##### Dataset extract #####
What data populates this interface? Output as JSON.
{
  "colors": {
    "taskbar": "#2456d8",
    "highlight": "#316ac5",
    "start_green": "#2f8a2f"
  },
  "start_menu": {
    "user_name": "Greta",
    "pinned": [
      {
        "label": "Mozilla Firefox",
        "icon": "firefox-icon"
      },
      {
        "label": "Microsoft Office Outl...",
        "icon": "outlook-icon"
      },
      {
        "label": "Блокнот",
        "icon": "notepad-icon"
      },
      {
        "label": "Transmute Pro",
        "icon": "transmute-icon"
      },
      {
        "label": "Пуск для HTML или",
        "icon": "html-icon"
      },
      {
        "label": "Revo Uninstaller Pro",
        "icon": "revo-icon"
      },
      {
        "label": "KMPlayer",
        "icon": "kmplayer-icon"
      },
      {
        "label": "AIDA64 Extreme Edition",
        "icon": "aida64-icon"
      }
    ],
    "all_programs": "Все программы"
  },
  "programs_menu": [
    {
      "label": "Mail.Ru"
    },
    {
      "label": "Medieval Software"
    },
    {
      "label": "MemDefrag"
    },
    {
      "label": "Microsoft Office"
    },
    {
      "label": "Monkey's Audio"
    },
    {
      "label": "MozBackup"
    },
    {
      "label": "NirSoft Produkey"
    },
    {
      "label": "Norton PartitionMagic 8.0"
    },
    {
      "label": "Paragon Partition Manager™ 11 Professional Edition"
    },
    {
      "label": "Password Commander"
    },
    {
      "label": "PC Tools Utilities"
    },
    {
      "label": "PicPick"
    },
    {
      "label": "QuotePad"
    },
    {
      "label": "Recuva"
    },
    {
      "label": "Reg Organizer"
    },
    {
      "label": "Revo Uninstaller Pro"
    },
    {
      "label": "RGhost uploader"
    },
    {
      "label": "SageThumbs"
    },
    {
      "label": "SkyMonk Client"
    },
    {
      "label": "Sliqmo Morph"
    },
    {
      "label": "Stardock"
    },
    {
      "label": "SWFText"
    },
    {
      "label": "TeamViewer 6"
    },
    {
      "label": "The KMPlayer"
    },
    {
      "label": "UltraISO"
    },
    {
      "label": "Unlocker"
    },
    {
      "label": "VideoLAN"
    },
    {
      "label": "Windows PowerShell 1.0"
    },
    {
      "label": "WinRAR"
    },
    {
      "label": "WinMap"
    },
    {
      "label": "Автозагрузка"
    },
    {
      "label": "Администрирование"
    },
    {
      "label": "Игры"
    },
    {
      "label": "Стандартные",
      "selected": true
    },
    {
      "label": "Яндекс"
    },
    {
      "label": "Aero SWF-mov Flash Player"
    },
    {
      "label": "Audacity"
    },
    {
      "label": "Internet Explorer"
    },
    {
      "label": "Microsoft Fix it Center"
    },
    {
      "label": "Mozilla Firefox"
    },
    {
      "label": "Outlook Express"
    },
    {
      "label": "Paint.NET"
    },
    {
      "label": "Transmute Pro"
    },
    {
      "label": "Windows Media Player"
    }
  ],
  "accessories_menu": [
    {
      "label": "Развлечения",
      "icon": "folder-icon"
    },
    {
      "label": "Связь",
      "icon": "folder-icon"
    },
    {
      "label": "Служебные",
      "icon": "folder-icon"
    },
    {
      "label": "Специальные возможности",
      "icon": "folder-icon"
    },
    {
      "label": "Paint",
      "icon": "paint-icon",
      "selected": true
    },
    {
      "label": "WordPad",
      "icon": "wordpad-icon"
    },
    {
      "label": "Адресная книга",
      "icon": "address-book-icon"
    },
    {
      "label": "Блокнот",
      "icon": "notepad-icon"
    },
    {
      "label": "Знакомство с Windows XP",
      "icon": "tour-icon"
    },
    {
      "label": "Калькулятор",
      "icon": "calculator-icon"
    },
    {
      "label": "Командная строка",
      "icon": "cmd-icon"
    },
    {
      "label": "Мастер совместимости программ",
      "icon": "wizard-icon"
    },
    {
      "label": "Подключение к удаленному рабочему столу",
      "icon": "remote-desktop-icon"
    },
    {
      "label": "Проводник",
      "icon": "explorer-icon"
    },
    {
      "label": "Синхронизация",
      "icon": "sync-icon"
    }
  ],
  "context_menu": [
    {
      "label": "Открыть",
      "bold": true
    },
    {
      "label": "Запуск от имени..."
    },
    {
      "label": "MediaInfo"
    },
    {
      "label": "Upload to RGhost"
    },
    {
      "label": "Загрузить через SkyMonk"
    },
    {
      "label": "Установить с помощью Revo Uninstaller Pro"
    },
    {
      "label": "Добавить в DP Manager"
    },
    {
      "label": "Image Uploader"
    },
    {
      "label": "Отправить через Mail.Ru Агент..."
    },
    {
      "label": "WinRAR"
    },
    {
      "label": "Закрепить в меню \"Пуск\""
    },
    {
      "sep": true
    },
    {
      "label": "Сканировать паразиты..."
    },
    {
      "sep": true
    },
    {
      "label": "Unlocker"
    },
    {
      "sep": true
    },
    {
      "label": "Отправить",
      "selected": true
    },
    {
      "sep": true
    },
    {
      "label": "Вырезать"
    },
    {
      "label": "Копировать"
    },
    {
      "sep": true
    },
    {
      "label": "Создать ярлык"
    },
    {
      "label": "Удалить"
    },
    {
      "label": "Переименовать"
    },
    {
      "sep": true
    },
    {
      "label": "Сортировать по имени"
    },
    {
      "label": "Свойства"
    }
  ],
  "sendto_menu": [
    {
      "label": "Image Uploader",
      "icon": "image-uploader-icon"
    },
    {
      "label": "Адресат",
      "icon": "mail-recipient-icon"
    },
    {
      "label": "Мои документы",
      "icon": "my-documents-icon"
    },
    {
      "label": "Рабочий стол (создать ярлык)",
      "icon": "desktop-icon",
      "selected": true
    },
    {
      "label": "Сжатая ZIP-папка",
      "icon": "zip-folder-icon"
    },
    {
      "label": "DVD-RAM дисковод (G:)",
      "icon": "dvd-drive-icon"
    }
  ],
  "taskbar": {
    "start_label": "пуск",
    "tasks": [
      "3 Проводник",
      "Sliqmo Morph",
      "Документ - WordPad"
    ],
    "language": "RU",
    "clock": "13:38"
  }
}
#####
Looking back at the lines above, state how many contain the word "через", and supply nothing besides the number.

**Solved problem**: 2